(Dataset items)
━━━━
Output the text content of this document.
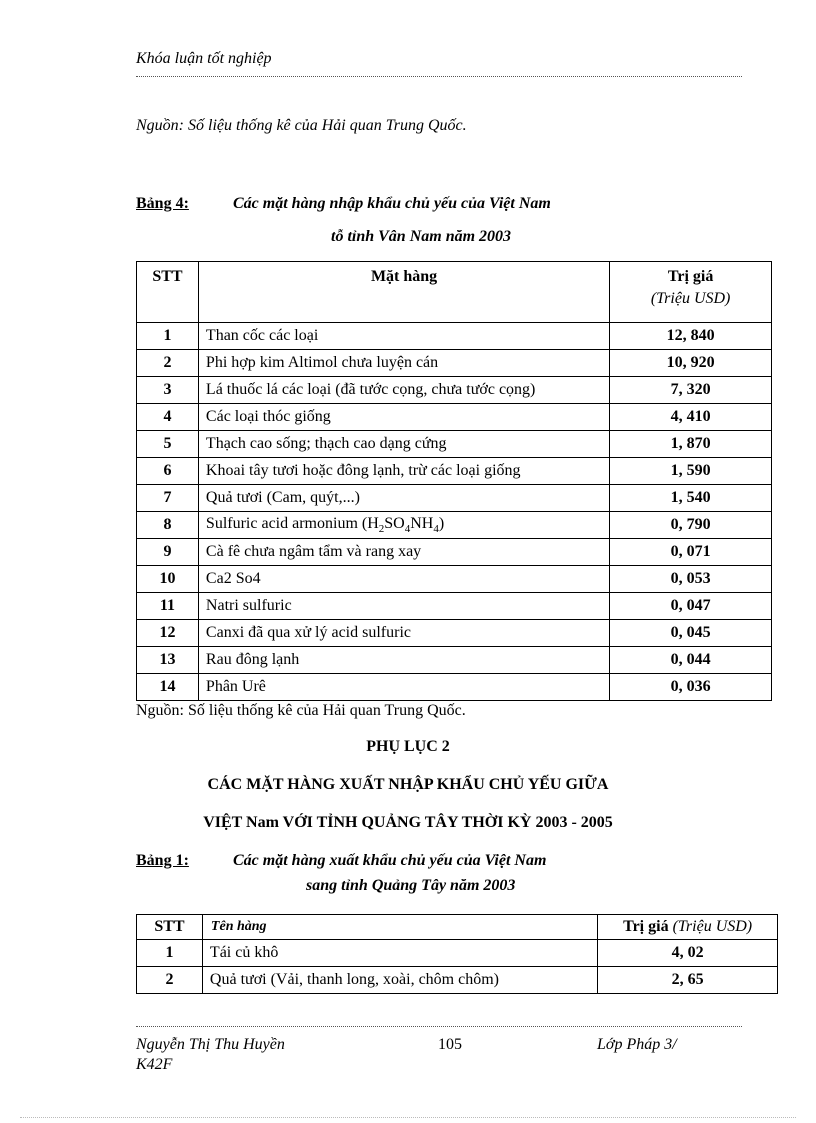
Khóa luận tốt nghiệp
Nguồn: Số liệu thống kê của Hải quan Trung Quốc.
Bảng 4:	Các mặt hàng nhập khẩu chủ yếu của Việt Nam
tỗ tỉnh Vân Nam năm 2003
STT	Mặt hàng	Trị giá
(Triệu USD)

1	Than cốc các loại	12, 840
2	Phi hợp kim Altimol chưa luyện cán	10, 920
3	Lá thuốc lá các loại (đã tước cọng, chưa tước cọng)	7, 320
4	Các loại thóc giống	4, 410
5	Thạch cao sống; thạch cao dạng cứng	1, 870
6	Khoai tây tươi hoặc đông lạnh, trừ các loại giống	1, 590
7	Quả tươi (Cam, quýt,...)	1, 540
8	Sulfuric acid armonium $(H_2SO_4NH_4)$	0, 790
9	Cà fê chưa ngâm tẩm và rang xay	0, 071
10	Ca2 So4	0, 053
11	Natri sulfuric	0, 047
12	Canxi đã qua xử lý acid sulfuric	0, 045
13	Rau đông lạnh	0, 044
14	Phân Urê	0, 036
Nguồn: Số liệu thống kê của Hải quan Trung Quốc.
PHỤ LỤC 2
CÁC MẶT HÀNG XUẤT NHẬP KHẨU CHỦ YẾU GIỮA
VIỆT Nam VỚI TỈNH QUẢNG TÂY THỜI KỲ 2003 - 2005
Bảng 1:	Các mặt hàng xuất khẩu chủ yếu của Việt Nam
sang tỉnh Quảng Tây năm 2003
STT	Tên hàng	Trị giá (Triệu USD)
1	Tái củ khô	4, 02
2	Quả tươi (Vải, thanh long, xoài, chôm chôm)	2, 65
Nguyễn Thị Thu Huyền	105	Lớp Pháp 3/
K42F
━━━━
### BRIEF
Write out the whole listing exactly, and drop the pictures.

### FINAL RESULT
Output the text content of this document.
Khóa luận tốt nghiệp
Nguồn: Số liệu thống kê của Hải quan Trung Quốc.
Bảng 4:	Các mặt hàng nhập khẩu chủ yếu của Việt Nam
tỗ tỉnh Vân Nam năm 2003
STT	Mặt hàng	Trị giá
(Triệu USD)

1	Than cốc các loại	12, 840
2	Phi hợp kim Altimol chưa luyện cán	10, 920
3	Lá thuốc lá các loại (đã tước cọng, chưa tước cọng)	7, 320
4	Các loại thóc giống	4, 410
5	Thạch cao sống; thạch cao dạng cứng	1, 870
6	Khoai tây tươi hoặc đông lạnh, trừ các loại giống	1, 590
7	Quả tươi (Cam, quýt,...)	1, 540
8	Sulfuric acid armonium $(H_2SO_4NH_4)$	0, 790
9	Cà fê chưa ngâm tẩm và rang xay	0, 071
10	Ca2 So4	0, 053
11	Natri sulfuric	0, 047
12	Canxi đã qua xử lý acid sulfuric	0, 045
13	Rau đông lạnh	0, 044
14	Phân Urê	0, 036
Nguồn: Số liệu thống kê của Hải quan Trung Quốc.
PHỤ LỤC 2
CÁC MẶT HÀNG XUẤT NHẬP KHẨU CHỦ YẾU GIỮA
VIỆT Nam VỚI TỈNH QUẢNG TÂY THỜI KỲ 2003 - 2005
Bảng 1:	Các mặt hàng xuất khẩu chủ yếu của Việt Nam
sang tỉnh Quảng Tây năm 2003
STT	Tên hàng	Trị giá (Triệu USD)
1	Tái củ khô	4, 02
2	Quả tươi (Vải, thanh long, xoài, chôm chôm)	2, 65
Nguyễn Thị Thu Huyền	105	Lớp Pháp 3/
K42F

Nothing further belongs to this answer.